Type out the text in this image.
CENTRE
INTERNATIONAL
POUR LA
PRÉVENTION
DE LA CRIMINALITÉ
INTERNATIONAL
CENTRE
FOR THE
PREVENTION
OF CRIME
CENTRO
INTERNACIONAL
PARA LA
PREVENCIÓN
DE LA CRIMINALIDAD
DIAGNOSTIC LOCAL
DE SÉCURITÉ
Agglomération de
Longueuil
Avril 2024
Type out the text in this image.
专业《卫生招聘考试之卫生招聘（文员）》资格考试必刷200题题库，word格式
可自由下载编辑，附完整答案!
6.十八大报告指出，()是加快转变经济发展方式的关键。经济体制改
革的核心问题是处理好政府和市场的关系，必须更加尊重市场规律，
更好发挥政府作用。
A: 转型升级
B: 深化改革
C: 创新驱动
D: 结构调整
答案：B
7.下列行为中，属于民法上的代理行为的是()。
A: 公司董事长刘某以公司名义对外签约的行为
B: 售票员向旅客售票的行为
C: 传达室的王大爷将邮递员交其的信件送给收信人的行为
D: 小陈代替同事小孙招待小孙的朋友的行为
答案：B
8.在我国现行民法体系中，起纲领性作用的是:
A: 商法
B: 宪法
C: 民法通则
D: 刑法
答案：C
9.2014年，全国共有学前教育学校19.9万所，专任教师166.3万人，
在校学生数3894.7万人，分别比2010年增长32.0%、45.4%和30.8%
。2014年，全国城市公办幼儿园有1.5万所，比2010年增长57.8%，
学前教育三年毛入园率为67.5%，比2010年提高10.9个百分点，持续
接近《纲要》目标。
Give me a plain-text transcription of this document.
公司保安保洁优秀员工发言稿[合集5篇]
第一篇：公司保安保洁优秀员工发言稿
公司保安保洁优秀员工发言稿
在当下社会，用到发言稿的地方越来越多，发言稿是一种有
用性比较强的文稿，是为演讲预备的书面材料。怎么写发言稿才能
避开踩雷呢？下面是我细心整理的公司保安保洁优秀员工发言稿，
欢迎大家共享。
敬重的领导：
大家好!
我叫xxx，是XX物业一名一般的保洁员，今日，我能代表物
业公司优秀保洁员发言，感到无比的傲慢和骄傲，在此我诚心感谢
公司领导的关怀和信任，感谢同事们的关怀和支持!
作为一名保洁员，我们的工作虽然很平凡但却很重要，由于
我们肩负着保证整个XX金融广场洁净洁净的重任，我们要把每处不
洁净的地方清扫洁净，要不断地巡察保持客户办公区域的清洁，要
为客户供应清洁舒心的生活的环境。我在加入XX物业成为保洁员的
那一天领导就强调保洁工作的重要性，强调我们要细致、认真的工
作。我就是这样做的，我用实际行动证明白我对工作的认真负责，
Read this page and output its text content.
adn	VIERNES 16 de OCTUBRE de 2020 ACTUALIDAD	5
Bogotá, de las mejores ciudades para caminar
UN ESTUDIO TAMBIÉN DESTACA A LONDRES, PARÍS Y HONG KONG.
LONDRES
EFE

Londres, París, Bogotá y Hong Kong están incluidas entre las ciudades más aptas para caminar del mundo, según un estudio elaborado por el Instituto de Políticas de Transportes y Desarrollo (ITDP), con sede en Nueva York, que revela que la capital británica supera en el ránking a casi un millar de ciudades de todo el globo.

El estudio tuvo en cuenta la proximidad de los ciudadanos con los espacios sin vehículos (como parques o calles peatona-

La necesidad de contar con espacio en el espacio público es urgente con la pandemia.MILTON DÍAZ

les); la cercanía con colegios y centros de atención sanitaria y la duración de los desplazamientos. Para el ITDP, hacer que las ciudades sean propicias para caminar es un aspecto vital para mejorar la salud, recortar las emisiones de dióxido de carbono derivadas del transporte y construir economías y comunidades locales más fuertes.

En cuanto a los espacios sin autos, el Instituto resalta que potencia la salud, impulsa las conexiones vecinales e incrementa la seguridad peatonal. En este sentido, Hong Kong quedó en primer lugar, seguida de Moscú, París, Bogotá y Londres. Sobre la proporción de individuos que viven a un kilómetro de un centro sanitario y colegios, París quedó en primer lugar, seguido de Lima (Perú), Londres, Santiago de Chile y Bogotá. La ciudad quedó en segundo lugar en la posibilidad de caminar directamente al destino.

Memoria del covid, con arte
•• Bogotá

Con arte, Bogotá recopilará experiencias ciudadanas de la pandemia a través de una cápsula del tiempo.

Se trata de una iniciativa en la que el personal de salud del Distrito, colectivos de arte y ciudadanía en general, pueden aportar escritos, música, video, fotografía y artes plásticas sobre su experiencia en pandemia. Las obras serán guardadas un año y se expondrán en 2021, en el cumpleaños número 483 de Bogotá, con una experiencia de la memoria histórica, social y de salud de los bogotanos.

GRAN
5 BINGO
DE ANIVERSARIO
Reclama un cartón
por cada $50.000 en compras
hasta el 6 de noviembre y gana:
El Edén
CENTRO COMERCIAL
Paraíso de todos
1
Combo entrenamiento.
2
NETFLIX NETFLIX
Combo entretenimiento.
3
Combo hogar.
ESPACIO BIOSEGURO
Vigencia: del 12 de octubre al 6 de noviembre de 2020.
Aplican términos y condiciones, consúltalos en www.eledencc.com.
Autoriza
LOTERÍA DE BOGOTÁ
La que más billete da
☆ ☆ ☆ ☆ ☆ ☆ ☆
* TASK STATEMENT
Only the number is wanted: how many lines in the preceding entries hold the string "Combo"?

* IN RESPONSE
3